- _Task material_:
%%
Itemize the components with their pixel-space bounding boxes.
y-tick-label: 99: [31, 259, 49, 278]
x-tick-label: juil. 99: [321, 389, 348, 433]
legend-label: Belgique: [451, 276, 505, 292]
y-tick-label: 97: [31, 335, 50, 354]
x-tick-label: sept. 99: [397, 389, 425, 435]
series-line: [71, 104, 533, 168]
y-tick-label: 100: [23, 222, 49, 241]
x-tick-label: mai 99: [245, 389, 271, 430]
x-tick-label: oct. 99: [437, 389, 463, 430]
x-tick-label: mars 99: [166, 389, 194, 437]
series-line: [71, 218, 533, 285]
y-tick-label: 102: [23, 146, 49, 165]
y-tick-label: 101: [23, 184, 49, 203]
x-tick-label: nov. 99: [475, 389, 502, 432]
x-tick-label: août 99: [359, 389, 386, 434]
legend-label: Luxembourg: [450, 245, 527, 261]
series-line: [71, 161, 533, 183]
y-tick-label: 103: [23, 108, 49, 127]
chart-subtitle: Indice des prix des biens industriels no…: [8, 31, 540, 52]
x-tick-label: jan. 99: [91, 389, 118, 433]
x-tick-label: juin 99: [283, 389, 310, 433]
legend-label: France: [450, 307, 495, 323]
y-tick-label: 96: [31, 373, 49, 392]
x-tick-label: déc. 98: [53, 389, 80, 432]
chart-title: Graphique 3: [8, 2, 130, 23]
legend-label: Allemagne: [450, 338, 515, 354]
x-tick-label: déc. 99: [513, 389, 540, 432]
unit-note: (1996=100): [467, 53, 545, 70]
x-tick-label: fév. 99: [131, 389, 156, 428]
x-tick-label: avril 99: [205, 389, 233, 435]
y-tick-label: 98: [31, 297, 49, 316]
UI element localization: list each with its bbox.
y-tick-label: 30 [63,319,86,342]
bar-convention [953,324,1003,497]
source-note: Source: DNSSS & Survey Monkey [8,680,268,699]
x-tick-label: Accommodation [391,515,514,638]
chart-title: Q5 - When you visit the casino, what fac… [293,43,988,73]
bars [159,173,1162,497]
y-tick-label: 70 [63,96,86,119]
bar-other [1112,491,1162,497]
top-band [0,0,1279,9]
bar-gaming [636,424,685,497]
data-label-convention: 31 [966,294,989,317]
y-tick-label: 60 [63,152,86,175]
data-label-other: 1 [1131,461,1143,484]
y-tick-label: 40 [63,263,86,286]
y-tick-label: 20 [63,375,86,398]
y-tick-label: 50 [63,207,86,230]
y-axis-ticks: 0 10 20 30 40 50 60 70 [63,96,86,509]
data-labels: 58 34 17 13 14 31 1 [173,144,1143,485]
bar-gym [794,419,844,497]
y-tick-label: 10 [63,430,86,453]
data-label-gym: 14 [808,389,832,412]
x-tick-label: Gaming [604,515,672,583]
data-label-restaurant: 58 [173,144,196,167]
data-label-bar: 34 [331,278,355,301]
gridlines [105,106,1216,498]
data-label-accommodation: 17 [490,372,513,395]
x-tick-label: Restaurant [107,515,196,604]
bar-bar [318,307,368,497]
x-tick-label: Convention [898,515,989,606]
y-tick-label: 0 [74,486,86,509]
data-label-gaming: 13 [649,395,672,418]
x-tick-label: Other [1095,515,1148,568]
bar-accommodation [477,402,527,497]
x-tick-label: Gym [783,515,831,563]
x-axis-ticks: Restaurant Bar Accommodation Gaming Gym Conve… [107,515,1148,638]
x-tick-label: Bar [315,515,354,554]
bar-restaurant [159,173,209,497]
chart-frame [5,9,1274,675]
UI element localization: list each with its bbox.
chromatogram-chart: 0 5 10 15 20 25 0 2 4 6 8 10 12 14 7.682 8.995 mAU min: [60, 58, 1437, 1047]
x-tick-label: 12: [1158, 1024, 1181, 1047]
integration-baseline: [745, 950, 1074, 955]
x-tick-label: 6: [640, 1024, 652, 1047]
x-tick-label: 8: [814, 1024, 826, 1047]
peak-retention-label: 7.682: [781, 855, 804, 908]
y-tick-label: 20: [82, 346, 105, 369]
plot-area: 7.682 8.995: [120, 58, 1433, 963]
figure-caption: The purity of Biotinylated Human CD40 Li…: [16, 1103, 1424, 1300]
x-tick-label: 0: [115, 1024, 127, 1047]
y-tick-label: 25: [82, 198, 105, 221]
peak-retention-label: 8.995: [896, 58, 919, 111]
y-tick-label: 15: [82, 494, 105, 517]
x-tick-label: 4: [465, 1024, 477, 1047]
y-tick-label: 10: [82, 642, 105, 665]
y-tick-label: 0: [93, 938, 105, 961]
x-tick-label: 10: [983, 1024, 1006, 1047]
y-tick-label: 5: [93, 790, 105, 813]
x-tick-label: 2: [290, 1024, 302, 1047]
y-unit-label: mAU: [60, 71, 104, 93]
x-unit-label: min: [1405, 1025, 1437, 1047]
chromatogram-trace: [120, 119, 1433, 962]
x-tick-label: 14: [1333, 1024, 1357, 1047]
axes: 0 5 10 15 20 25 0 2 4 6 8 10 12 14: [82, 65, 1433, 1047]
%%
%%
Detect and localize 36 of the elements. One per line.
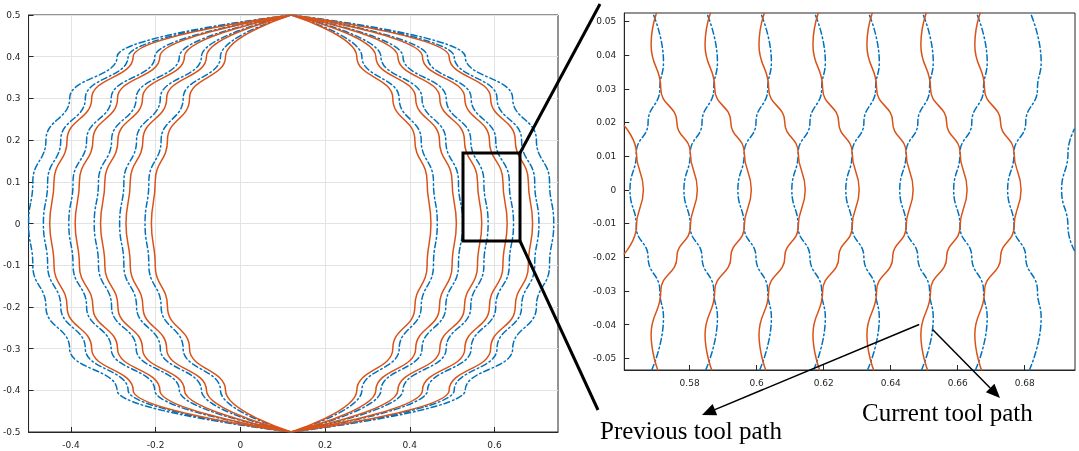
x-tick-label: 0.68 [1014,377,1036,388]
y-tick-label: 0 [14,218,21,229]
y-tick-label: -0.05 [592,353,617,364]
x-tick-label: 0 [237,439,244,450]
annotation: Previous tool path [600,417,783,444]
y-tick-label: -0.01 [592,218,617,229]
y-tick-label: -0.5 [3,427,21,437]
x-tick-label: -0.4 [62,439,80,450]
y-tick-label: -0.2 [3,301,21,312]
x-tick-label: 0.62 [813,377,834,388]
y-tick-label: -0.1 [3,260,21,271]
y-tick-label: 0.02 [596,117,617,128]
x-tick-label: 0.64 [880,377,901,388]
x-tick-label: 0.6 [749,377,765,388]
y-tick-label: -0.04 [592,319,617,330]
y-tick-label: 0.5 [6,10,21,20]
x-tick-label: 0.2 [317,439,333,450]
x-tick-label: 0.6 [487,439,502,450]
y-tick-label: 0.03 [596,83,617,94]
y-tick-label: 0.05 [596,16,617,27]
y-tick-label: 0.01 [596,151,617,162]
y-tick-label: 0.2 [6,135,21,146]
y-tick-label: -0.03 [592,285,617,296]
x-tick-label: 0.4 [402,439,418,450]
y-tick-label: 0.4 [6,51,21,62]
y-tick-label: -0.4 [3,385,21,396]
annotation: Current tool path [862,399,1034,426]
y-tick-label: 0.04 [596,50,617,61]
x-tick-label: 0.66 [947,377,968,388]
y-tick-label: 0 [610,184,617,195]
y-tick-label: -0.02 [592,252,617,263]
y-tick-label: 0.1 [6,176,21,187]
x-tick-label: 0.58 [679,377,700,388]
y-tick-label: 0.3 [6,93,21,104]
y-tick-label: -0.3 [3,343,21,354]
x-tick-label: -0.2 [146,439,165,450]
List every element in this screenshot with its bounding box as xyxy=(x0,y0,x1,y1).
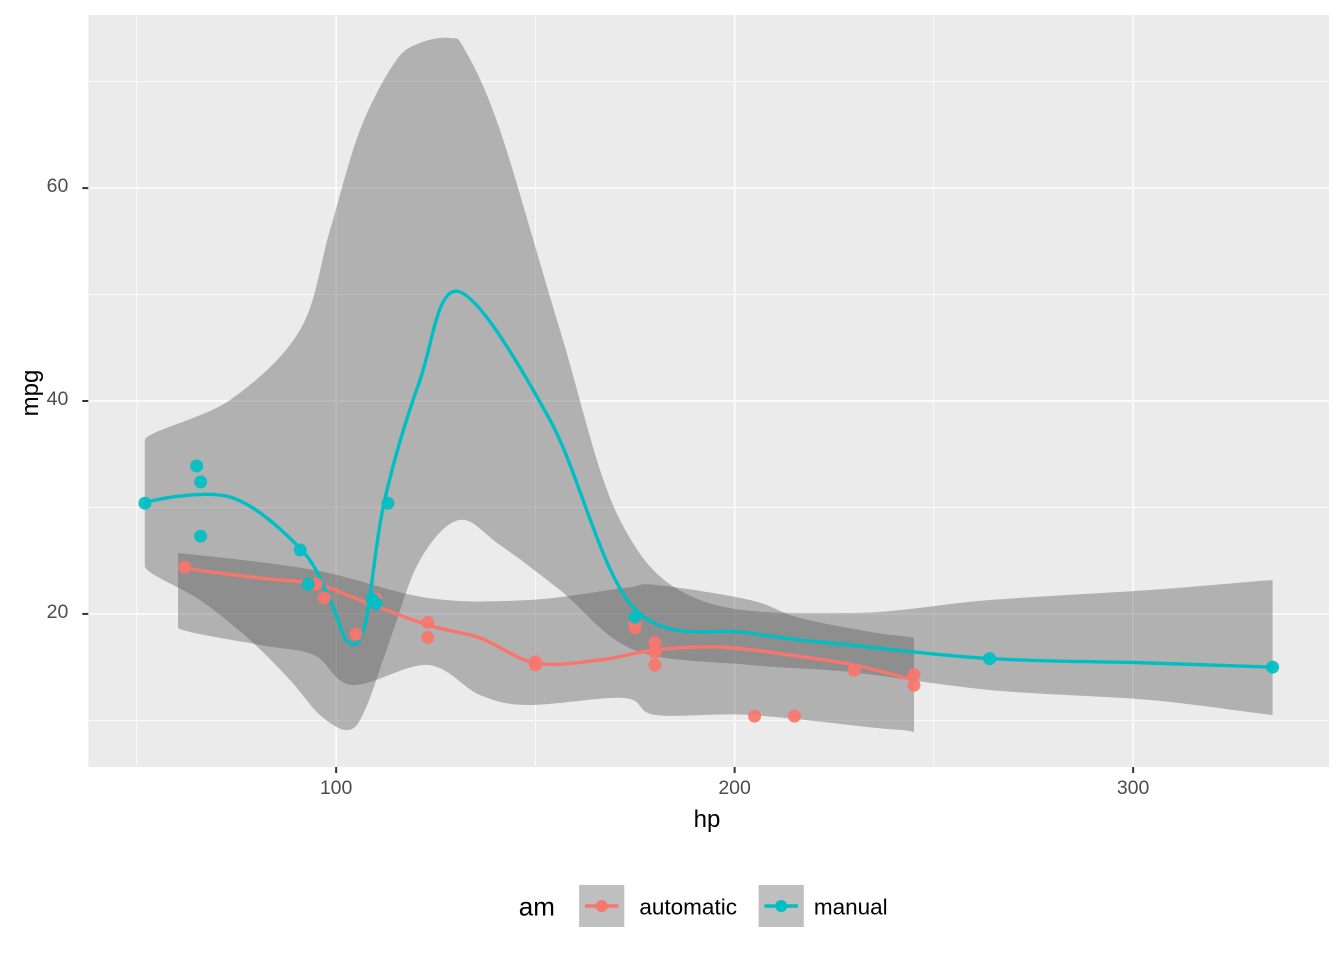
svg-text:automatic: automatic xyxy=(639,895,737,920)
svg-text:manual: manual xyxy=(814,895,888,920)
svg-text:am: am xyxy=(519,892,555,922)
%%
- _Your task_:
In the rows from the line with "svg-text:automatic: automatic xyxy=(639,895,737,920)" down to the line with "svg-text:am: am xyxy=(519,892,555,922)", change every "manual" to "hand" and leave everything else the same. Give only those lines.

- _The solution_:
svg-text:automatic: automatic xyxy=(639,895,737,920)
svg-text:hand: hand xyxy=(814,895,888,920)
svg-text:am: am xyxy=(519,892,555,922)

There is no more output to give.